> [Material for this exercise]:
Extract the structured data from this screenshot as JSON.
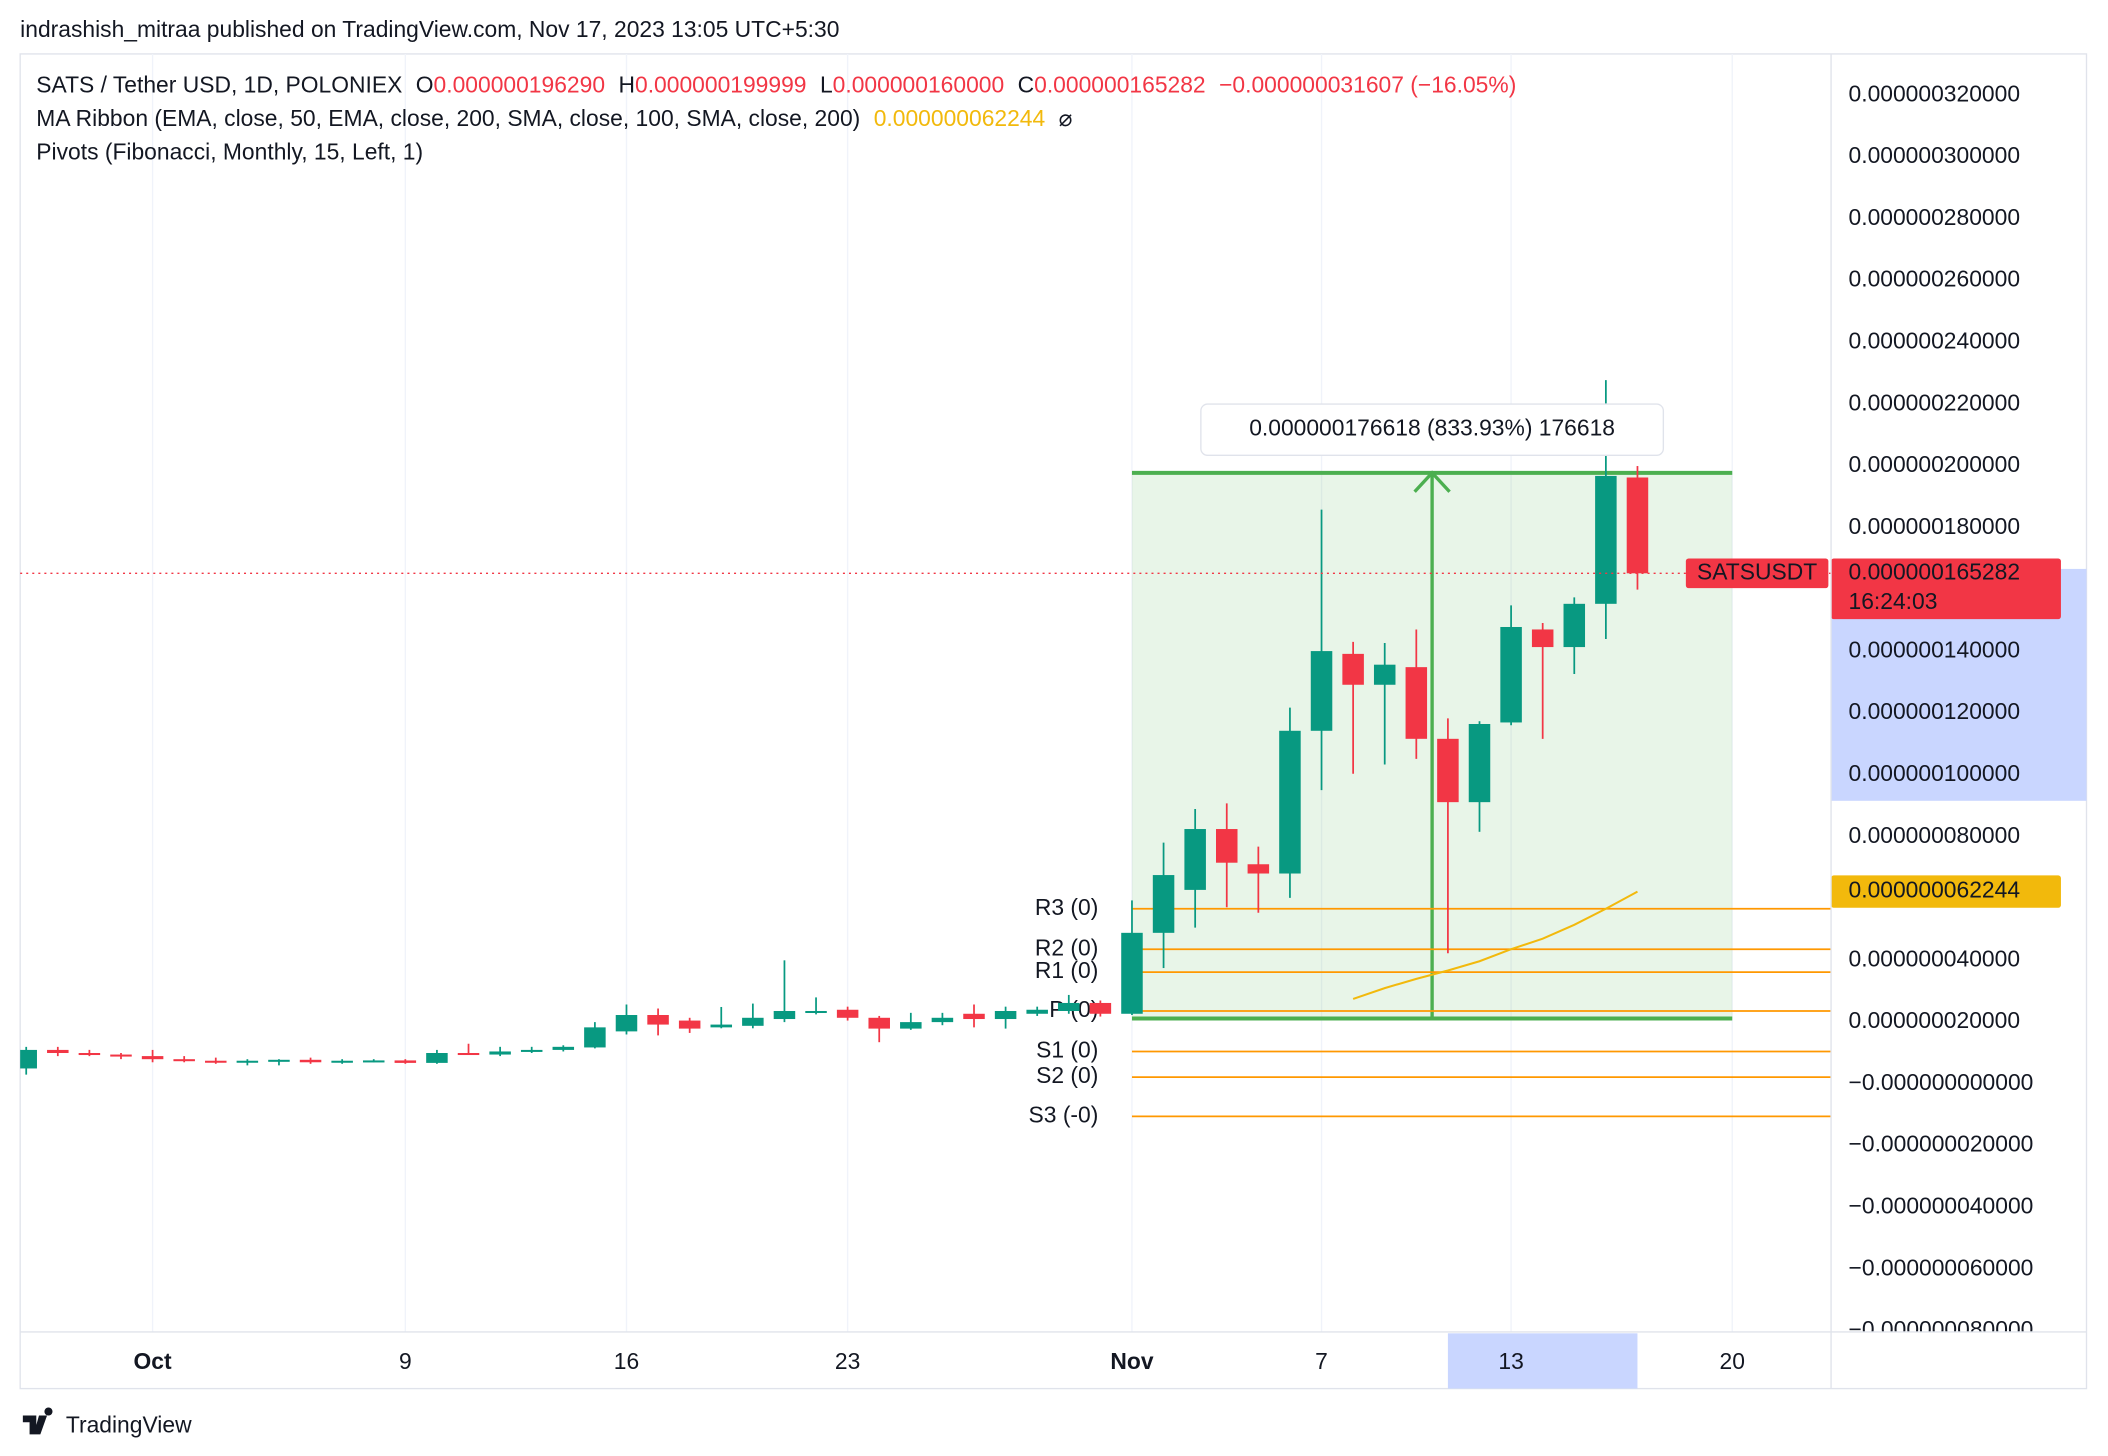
{
  "header": {
    "published": "indrashish_mitraa published on TradingView.com, Nov 17, 2023 13:05 UTC+5:30",
    "brand": "TradingView"
  },
  "chart_data": {
    "type": "candlestick",
    "legend": {
      "symbol": "SATS / Tether USD, 1D, POLONIEX",
      "ohlc": [
        {
          "key": "O",
          "text": "0.000000196290"
        },
        {
          "key": "H",
          "text": "0.000000199999"
        },
        {
          "key": "L",
          "text": "0.000000160000"
        },
        {
          "key": "C",
          "text": "0.000000165282"
        }
      ],
      "change": "−0.000000031607 (−16.05%)"
    },
    "up_color": "#089981",
    "down_color": "#f23645",
    "categories": [
      null,
      null,
      null,
      null,
      "Oct",
      null,
      null,
      null,
      null,
      null,
      null,
      null,
      "9",
      null,
      null,
      null,
      null,
      null,
      null,
      "16",
      null,
      null,
      null,
      null,
      null,
      null,
      "23",
      null,
      null,
      null,
      null,
      null,
      null,
      null,
      null,
      "Nov",
      null,
      null,
      null,
      null,
      null,
      "7",
      null,
      null,
      null,
      null,
      null,
      "13",
      null,
      null,
      null,
      null,
      null,
      null,
      "20"
    ],
    "open": [
      5e-09,
      1.1e-08,
      1e-08,
      9.5e-09,
      9e-09,
      8e-09,
      7.5e-09,
      7e-09,
      7.5e-09,
      7.8e-09,
      7e-09,
      7.5e-09,
      7.6e-09,
      6.8e-09,
      1e-08,
      9.5e-09,
      1.05e-08,
      1.1e-08,
      1.18e-08,
      1.7e-08,
      2.23e-08,
      2.05e-08,
      1.83e-08,
      1.88e-08,
      2.1e-08,
      2.31e-08,
      2.4e-08,
      2.14e-08,
      1.79e-08,
      2e-08,
      2.27e-08,
      2.1e-08,
      2.27e-08,
      2.36e-08,
      2.62e-08,
      2.27e-08,
      4.89e-08,
      6.28e-08,
      8.25e-08,
      7.11e-08,
      6.81e-08,
      1.143e-07,
      1.392e-07,
      1.292e-07,
      1.349e-07,
      1.117e-07,
      9.12e-08,
      1.17e-07,
      1.471e-07,
      1.414e-07,
      1.554e-07,
      1.9629e-07,
      null,
      null,
      null
    ],
    "high": [
      1.2e-08,
      1.2e-08,
      1.1e-08,
      1e-08,
      1.1e-08,
      9e-09,
      8.5e-09,
      8e-09,
      8e-09,
      8.5e-09,
      8e-09,
      8e-09,
      8e-09,
      1.1e-08,
      1.3e-08,
      1.2e-08,
      1.2e-08,
      1.25e-08,
      2e-08,
      2.57e-08,
      2.44e-08,
      2.14e-08,
      2.49e-08,
      2.6e-08,
      4e-08,
      2.8e-08,
      2.5e-08,
      2.2e-08,
      2.3e-08,
      2.3e-08,
      2.57e-08,
      2.5e-08,
      2.5e-08,
      2.88e-08,
      2.7e-08,
      5.94e-08,
      7.81e-08,
      8.9e-08,
      9.08e-08,
      7.68e-08,
      1.218e-07,
      1.859e-07,
      1.431e-07,
      1.427e-07,
      1.471e-07,
      1.183e-07,
      1.174e-07,
      1.549e-07,
      1.492e-07,
      1.575e-07,
      2.278e-07,
      1.99999e-07,
      null,
      null,
      null
    ],
    "low": [
      3e-09,
      9e-09,
      9e-09,
      8e-09,
      7e-09,
      7e-09,
      6.5e-09,
      6e-09,
      6e-09,
      6.5e-09,
      6.5e-09,
      7e-09,
      6.5e-09,
      6.5e-09,
      9.5e-09,
      9e-09,
      1e-08,
      1.05e-08,
      1.15e-08,
      1.6e-08,
      1.57e-08,
      1.65e-08,
      1.8e-08,
      1.8e-08,
      2e-08,
      2.25e-08,
      2.05e-08,
      1.35e-08,
      1.75e-08,
      1.9e-08,
      1.83e-08,
      1.79e-08,
      2.2e-08,
      2.27e-08,
      2.18e-08,
      2.23e-08,
      3.75e-08,
      5.06e-08,
      5.72e-08,
      5.54e-08,
      6.02e-08,
      9.51e-08,
      1.004e-07,
      1.034e-07,
      1.052e-07,
      4.23e-08,
      8.16e-08,
      1.161e-07,
      1.117e-07,
      1.327e-07,
      1.44e-07,
      1.6e-07,
      null,
      null,
      null
    ],
    "close": [
      1.1e-08,
      1e-08,
      9.5e-09,
      9e-09,
      8e-09,
      7.5e-09,
      7e-09,
      7.5e-09,
      7.8e-09,
      7e-09,
      7.5e-09,
      7.6e-09,
      6.8e-09,
      1e-08,
      9.5e-09,
      1.05e-08,
      1.1e-08,
      1.2e-08,
      1.83e-08,
      2.23e-08,
      1.92e-08,
      1.79e-08,
      1.92e-08,
      2.14e-08,
      2.36e-08,
      2.36e-08,
      2.14e-08,
      1.79e-08,
      2e-08,
      2.14e-08,
      2.1e-08,
      2.36e-08,
      2.4e-08,
      2.62e-08,
      2.27e-08,
      4.89e-08,
      6.76e-08,
      8.25e-08,
      7.16e-08,
      6.81e-08,
      1.143e-07,
      1.401e-07,
      1.292e-07,
      1.357e-07,
      1.117e-07,
      9.12e-08,
      1.165e-07,
      1.479e-07,
      1.414e-07,
      1.554e-07,
      1.968e-07,
      1.65282e-07,
      null,
      null,
      null
    ],
    "ma": {
      "name": "MA Ribbon (EMA, close, 50, EMA, close, 200, SMA, close, 100, SMA, close, 200)",
      "value_label": "0.000000062244",
      "icon": "⌀",
      "color": "#f2b90c",
      "values": [
        null,
        null,
        null,
        null,
        null,
        null,
        null,
        null,
        null,
        null,
        null,
        null,
        null,
        null,
        null,
        null,
        null,
        null,
        null,
        null,
        null,
        null,
        null,
        null,
        null,
        null,
        null,
        null,
        null,
        null,
        null,
        null,
        null,
        null,
        null,
        null,
        null,
        null,
        null,
        null,
        null,
        null,
        2.75e-08,
        3.1e-08,
        3.4e-08,
        3.67e-08,
        3.97e-08,
        4.36e-08,
        4.7e-08,
        5.15e-08,
        5.67e-08,
        6.2244e-08,
        null,
        null,
        null
      ]
    },
    "pivots": {
      "title": "Pivots (Fibonacci, Monthly, 15, Left, 1)",
      "color": "#ff9800",
      "levels": [
        {
          "label": "R3 (0)",
          "value": 5.67e-08
        },
        {
          "label": "R2 (0)",
          "value": 4.36e-08
        },
        {
          "label": "R1 (0)",
          "value": 3.62e-08
        },
        {
          "label": "P (0)",
          "value": 2.36e-08
        },
        {
          "label": "S1 (0)",
          "value": 1.05e-08
        },
        {
          "label": "S2 (0)",
          "value": 2.2e-09
        },
        {
          "label": "S3 (-0)",
          "value": -1.05e-08
        }
      ]
    },
    "measure": {
      "label": "0.000000176618 (833.93%) 176618",
      "low": 2.1179e-08,
      "high": 1.97797e-07,
      "color": "#4caf50"
    },
    "last_price": {
      "name": "SATSUSDT",
      "value": 1.65282e-07,
      "label": "0.000000165282",
      "countdown": "16:24:03"
    },
    "ylim": [
      -8.03e-08,
      3.334e-07
    ],
    "yticks": [
      {
        "value": 3.2e-07,
        "label": "0.000000320000"
      },
      {
        "value": 3e-07,
        "label": "0.000000300000"
      },
      {
        "value": 2.8e-07,
        "label": "0.000000280000"
      },
      {
        "value": 2.6e-07,
        "label": "0.000000260000"
      },
      {
        "value": 2.4e-07,
        "label": "0.000000240000"
      },
      {
        "value": 2.2e-07,
        "label": "0.000000220000"
      },
      {
        "value": 2e-07,
        "label": "0.000000200000"
      },
      {
        "value": 1.8e-07,
        "label": "0.000000180000"
      },
      {
        "value": 1.4e-07,
        "label": "0.000000140000"
      },
      {
        "value": 1.2e-07,
        "label": "0.000000120000"
      },
      {
        "value": 1e-07,
        "label": "0.000000100000"
      },
      {
        "value": 8e-08,
        "label": "0.000000080000"
      },
      {
        "value": 4e-08,
        "label": "0.000000040000"
      },
      {
        "value": 2e-08,
        "label": "0.000000020000"
      },
      {
        "value": 0,
        "label": "−0.000000000000"
      },
      {
        "value": -2e-08,
        "label": "−0.000000020000"
      },
      {
        "value": -4e-08,
        "label": "−0.000000040000"
      },
      {
        "value": -6e-08,
        "label": "−0.000000060000"
      },
      {
        "value": -8e-08,
        "label": "−0.000000080000"
      }
    ],
    "grid": true
  }
}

> [Request]: Examine the records and pull out every line where the string "close" occurs.

> [Reply]:
    "close": [
      "name": "MA Ribbon (EMA, close, 50, EMA, close, 200, SMA, close, 100, SMA, close, 200)",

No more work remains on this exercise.